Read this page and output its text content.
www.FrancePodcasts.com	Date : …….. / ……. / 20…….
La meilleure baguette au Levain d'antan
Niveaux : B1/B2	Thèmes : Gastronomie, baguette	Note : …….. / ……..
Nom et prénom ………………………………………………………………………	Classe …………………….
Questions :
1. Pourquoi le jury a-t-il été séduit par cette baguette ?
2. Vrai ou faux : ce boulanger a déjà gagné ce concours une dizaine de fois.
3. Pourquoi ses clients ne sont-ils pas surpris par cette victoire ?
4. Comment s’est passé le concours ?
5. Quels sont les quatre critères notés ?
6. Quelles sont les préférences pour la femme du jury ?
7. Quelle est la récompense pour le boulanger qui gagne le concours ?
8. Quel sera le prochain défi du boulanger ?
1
------------------------------------------------------------
#### Problem requirements
Extract the whole listing, character for character.

#### Output for this exercise
Read this page and output its text content.
www.FrancePodcasts.com	Date : …….. / ……. / 20…….
La meilleure baguette au Levain d'antan
Niveaux : B1/B2	Thèmes : Gastronomie, baguette	Note : …….. / ……..
Nom et prénom ………………………………………………………………………	Classe …………………….
Questions :
1. Pourquoi le jury a-t-il été séduit par cette baguette ?
2. Vrai ou faux : ce boulanger a déjà gagné ce concours une dizaine de fois.
3. Pourquoi ses clients ne sont-ils pas surpris par cette victoire ?
4. Comment s’est passé le concours ?
5. Quels sont les quatre critères notés ?
6. Quelles sont les préférences pour la femme du jury ?
7. Quelle est la récompense pour le boulanger qui gagne le concours ?
8. Quel sera le prochain défi du boulanger ?
1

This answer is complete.